Required work. Quote every line as given.

Records supplied.

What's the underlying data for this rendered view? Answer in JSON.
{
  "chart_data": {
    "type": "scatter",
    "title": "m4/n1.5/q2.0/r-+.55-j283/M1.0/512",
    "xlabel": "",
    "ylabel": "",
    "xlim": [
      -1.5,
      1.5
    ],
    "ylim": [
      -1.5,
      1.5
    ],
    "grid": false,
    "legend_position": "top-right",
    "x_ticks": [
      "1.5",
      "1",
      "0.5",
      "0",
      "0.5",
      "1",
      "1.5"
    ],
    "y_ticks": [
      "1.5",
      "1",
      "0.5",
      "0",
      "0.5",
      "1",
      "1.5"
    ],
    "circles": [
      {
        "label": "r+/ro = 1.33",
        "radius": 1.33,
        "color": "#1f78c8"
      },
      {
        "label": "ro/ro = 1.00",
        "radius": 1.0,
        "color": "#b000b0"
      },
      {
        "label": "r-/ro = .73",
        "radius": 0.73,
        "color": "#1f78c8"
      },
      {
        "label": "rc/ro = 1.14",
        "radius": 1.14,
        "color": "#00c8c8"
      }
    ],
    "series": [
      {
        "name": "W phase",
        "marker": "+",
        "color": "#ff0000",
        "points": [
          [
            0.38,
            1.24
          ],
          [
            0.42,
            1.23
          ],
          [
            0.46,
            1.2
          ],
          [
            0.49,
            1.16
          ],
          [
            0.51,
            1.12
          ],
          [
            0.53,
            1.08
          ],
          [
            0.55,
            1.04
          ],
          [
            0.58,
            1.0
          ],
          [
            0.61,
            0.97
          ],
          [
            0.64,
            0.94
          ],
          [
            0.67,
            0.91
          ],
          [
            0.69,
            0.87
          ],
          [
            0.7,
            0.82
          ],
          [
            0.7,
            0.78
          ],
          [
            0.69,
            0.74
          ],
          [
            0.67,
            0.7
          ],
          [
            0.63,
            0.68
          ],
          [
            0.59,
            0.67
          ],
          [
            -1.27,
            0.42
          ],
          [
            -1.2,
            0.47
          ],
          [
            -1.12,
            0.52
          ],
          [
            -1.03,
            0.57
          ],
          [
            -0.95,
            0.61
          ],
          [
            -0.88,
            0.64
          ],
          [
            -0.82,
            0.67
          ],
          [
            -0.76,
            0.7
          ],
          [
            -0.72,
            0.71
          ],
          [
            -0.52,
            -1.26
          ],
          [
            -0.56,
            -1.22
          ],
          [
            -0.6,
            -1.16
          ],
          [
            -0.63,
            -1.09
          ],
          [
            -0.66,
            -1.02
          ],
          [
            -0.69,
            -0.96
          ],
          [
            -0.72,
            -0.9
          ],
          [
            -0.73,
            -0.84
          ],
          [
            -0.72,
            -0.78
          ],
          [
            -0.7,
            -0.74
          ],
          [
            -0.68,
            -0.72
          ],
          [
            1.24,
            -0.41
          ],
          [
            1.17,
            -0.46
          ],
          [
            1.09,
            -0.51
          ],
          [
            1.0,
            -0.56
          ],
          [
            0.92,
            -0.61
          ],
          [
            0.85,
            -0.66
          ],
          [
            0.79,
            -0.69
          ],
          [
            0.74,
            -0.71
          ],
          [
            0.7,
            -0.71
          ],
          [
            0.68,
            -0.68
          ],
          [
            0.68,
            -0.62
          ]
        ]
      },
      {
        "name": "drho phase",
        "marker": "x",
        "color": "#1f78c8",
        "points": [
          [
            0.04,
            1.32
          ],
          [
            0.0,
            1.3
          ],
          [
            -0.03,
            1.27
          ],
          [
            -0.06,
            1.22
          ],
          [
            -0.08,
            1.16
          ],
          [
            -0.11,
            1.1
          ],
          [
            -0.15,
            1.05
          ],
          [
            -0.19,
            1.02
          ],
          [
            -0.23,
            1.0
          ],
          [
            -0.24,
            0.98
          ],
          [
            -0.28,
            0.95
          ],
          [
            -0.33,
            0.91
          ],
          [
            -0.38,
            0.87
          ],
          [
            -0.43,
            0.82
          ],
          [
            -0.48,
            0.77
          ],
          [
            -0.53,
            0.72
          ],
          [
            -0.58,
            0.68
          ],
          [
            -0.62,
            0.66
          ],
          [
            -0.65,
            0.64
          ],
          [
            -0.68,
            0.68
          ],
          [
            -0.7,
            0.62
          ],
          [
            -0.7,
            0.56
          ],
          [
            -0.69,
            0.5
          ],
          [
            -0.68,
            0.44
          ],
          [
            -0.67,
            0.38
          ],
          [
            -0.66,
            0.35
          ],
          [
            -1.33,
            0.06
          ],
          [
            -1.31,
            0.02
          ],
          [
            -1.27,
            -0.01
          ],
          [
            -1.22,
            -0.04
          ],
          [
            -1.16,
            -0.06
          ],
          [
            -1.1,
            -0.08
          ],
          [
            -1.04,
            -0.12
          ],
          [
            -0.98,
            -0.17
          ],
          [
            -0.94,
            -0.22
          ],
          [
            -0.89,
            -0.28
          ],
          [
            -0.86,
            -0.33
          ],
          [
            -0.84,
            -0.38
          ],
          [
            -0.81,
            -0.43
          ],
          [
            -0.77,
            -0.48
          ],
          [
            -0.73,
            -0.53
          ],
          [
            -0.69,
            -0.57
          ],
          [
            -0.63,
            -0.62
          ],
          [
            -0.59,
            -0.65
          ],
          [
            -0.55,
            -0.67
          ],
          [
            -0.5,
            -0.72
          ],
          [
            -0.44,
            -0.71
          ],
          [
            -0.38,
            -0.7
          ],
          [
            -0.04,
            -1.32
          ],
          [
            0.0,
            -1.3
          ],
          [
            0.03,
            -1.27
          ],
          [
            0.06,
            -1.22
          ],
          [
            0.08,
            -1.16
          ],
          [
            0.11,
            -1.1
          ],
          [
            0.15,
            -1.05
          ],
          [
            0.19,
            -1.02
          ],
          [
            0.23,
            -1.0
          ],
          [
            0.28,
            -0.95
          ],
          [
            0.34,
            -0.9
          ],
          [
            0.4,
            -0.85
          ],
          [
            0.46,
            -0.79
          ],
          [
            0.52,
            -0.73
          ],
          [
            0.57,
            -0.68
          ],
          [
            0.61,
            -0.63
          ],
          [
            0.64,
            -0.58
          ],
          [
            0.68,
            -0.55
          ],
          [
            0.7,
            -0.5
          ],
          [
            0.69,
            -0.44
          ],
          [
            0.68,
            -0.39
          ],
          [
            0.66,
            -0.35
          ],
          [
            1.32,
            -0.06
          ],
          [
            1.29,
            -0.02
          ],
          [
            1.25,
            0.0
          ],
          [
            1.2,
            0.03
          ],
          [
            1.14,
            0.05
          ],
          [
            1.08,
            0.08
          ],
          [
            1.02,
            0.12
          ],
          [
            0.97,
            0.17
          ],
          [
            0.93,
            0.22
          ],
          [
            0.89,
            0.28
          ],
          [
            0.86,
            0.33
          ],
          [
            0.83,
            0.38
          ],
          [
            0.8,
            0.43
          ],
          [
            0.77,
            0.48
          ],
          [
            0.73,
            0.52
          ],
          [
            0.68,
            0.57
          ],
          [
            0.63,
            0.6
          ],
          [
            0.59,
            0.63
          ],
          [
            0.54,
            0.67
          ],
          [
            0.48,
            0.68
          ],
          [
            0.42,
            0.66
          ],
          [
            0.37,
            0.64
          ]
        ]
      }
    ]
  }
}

Output below.
What's the underlying data for this rendered view? Answer in JSON.
{
  "chart_data": {
    "type": "scatter",
    "title": "m4/n1.5/q2.0/r-+.55-j283/M1.0/512",
    "xlabel": "",
    "ylabel": "",
    "xlim": [
      -1.5,
      1.5
    ],
    "ylim": [
      -1.5,
      1.5
    ],
    "grid": false,
    "legend_position": "top-right",
    "x_ticks": [
      "1.5",
      "1",
      "0.5",
      "0",
      "0.5",
      "1",
      "1.5"
    ],
    "y_ticks": [
      "1.5",
      "1",
      "0.5",
      "0",
      "0.5",
      "1",
      "1.5"
    ],
    "circles": [
      {
        "label": "r+/ro = 1.33",
        "radius": 1.33,
        "color": "#1f78c8"
      },
      {
        "label": "ro/ro = 1.00",
        "radius": 1.0,
        "color": "#b000b0"
      },
      {
        "label": "r-/ro = .73",
        "radius": 0.73,
        "color": "#1f78c8"
      },
      {
        "label": "rc/ro = 1.14",
        "radius": 1.14,
        "color": "#00c8c8"
      }
    ],
    "series": [
      {
        "name": "W phase",
        "marker": "+",
        "color": "#ff0000",
        "points": [
          [
            0.38,
            1.24
          ],
          [
            0.42,
            1.23
          ],
          [
            0.46,
            1.2
          ],
          [
            0.49,
            1.16
          ],
          [
            0.51,
            1.12
          ],
          [
            0.53,
            1.08
          ],
          [
            0.55,
            1.04
          ],
          [
            0.58,
            1.0
          ],
          [
            0.61,
            0.97
          ],
          [
            0.64,
            0.94
          ],
          [
            0.67,
            0.91
          ],
          [
            0.69,
            0.87
          ],
          [
            0.7,
            0.82
          ],
          [
            0.7,
            0.78
          ],
          [
            0.69,
            0.74
          ],
          [
            0.67,
            0.7
          ],
          [
            0.63,
            0.68
          ],
          [
            0.59,
            0.67
          ],
          [
            -1.27,
            0.42
          ],
          [
            -1.2,
            0.47
          ],
          [
            -1.12,
            0.52
          ],
          [
            -1.03,
            0.57
          ],
          [
            -0.95,
            0.61
          ],
          [
            -0.88,
            0.64
          ],
          [
            -0.82,
            0.67
          ],
          [
            -0.76,
            0.7
          ],
          [
            -0.72,
            0.71
          ],
          [
            -0.52,
            -1.26
          ],
          [
            -0.56,
            -1.22
          ],
          [
            -0.6,
            -1.16
          ],
          [
            -0.63,
            -1.09
          ],
          [
            -0.66,
            -1.02
          ],
          [
            -0.69,
            -0.96
          ],
          [
            -0.72,
            -0.9
          ],
          [
            -0.73,
            -0.84
          ],
          [
            -0.72,
            -0.78
          ],
          [
            -0.7,
            -0.74
          ],
          [
            -0.68,
            -0.72
          ],
          [
            1.24,
            -0.41
          ],
          [
            1.17,
            -0.46
          ],
          [
            1.09,
            -0.51
          ],
          [
            1.0,
            -0.56
          ],
          [
            0.92,
            -0.61
          ],
          [
            0.85,
            -0.66
          ],
          [
            0.79,
            -0.69
          ],
          [
            0.74,
            -0.71
          ],
          [
            0.7,
            -0.71
          ],
          [
            0.68,
            -0.68
          ],
          [
            0.68,
            -0.62
          ]
        ]
      },
      {
        "name": "drho phase",
        "marker": "x",
        "color": "#1f78c8",
        "points": [
          [
            0.04,
            1.32
          ],
          [
            0.0,
            1.3
          ],
          [
            -0.03,
            1.27
          ],
          [
            -0.06,
            1.22
          ],
          [
            -0.08,
            1.16
          ],
          [
            -0.11,
            1.1
          ],
          [
            -0.15,
            1.05
          ],
          [
            -0.19,
            1.02
          ],
          [
            -0.23,
            1.0
          ],
          [
            -0.24,
            0.98
          ],
          [
            -0.28,
            0.95
          ],
          [
            -0.33,
            0.91
          ],
          [
            -0.38,
            0.87
          ],
          [
            -0.43,
            0.82
          ],
          [
            -0.48,
            0.77
          ],
          [
            -0.53,
            0.72
          ],
          [
            -0.58,
            0.68
          ],
          [
            -0.62,
            0.66
          ],
          [
            -0.65,
            0.64
          ],
          [
            -0.68,
            0.68
          ],
          [
            -0.7,
            0.62
          ],
          [
            -0.7,
            0.56
          ],
          [
            -0.69,
            0.5
          ],
          [
            -0.68,
            0.44
          ],
          [
            -0.67,
            0.38
          ],
          [
            -0.66,
            0.35
          ],
          [
            -1.33,
            0.06
          ],
          [
            -1.31,
            0.02
          ],
          [
            -1.27,
            -0.01
          ],
          [
            -1.22,
            -0.04
          ],
          [
            -1.16,
            -0.06
          ],
          [
            -1.1,
            -0.08
          ],
          [
            -1.04,
            -0.12
          ],
          [
            -0.98,
            -0.17
          ],
          [
            -0.94,
            -0.22
          ],
          [
            -0.89,
            -0.28
          ],
          [
            -0.86,
            -0.33
          ],
          [
            -0.84,
            -0.38
          ],
          [
            -0.81,
            -0.43
          ],
          [
            -0.77,
            -0.48
          ],
          [
            -0.73,
            -0.53
          ],
          [
            -0.69,
            -0.57
          ],
          [
            -0.63,
            -0.62
          ],
          [
            -0.59,
            -0.65
          ],
          [
            -0.55,
            -0.67
          ],
          [
            -0.5,
            -0.72
          ],
          [
            -0.44,
            -0.71
          ],
          [
            -0.38,
            -0.7
          ],
          [
            -0.04,
            -1.32
          ],
          [
            0.0,
            -1.3
          ],
          [
            0.03,
            -1.27
          ],
          [
            0.06,
            -1.22
          ],
          [
            0.08,
            -1.16
          ],
          [
            0.11,
            -1.1
          ],
          [
            0.15,
            -1.05
          ],
          [
            0.19,
            -1.02
          ],
          [
            0.23,
            -1.0
          ],
          [
            0.28,
            -0.95
          ],
          [
            0.34,
            -0.9
          ],
          [
            0.4,
            -0.85
          ],
          [
            0.46,
            -0.79
          ],
          [
            0.52,
            -0.73
          ],
          [
            0.57,
            -0.68
          ],
          [
            0.61,
            -0.63
          ],
          [
            0.64,
            -0.58
          ],
          [
            0.68,
            -0.55
          ],
          [
            0.7,
            -0.5
          ],
          [
            0.69,
            -0.44
          ],
          [
            0.68,
            -0.39
          ],
          [
            0.66,
            -0.35
          ],
          [
            1.32,
            -0.06
          ],
          [
            1.29,
            -0.02
          ],
          [
            1.25,
            0.0
          ],
          [
            1.2,
            0.03
          ],
          [
            1.14,
            0.05
          ],
          [
            1.08,
            0.08
          ],
          [
            1.02,
            0.12
          ],
          [
            0.97,
            0.17
          ],
          [
            0.93,
            0.22
          ],
          [
            0.89,
            0.28
          ],
          [
            0.86,
            0.33
          ],
          [
            0.83,
            0.38
          ],
          [
            0.8,
            0.43
          ],
          [
            0.77,
            0.48
          ],
          [
            0.73,
            0.52
          ],
          [
            0.68,
            0.57
          ],
          [
            0.63,
            0.6
          ],
          [
            0.59,
            0.63
          ],
          [
            0.54,
            0.67
          ],
          [
            0.48,
            0.68
          ],
          [
            0.42,
            0.66
          ],
          [
            0.37,
            0.64
          ]
        ]
      }
    ]
  }
}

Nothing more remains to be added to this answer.